━━ Data supplied ━━
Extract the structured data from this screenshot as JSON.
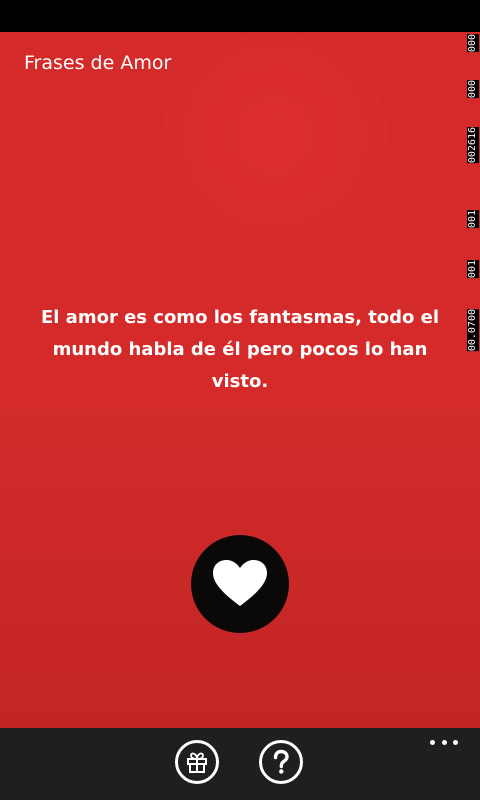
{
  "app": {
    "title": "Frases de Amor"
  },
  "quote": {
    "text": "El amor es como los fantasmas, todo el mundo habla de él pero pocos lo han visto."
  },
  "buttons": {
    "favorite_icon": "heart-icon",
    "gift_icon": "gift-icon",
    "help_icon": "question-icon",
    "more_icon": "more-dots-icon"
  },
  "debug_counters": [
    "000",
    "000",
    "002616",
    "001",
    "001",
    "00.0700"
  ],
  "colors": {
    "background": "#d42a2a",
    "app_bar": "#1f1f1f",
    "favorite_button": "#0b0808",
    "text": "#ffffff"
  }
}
━━━
■ **What this task involves**: With the pictures omitted, reproduce the records in full and exactly.

■ **Worked solution**:
Extract the structured data from this screenshot as JSON.
{
  "app": {
    "title": "Frases de Amor"
  },
  "quote": {
    "text": "El amor es como los fantasmas, todo el mundo habla de él pero pocos lo han visto."
  },
  "buttons": {
    "favorite_icon": "heart-icon",
    "gift_icon": "gift-icon",
    "help_icon": "question-icon",
    "more_icon": "more-dots-icon"
  },
  "debug_counters": [
    "000",
    "000",
    "002616",
    "001",
    "001",
    "00.0700"
  ],
  "colors": {
    "background": "#d42a2a",
    "app_bar": "#1f1f1f",
    "favorite_button": "#0b0808",
    "text": "#ffffff"
  }
}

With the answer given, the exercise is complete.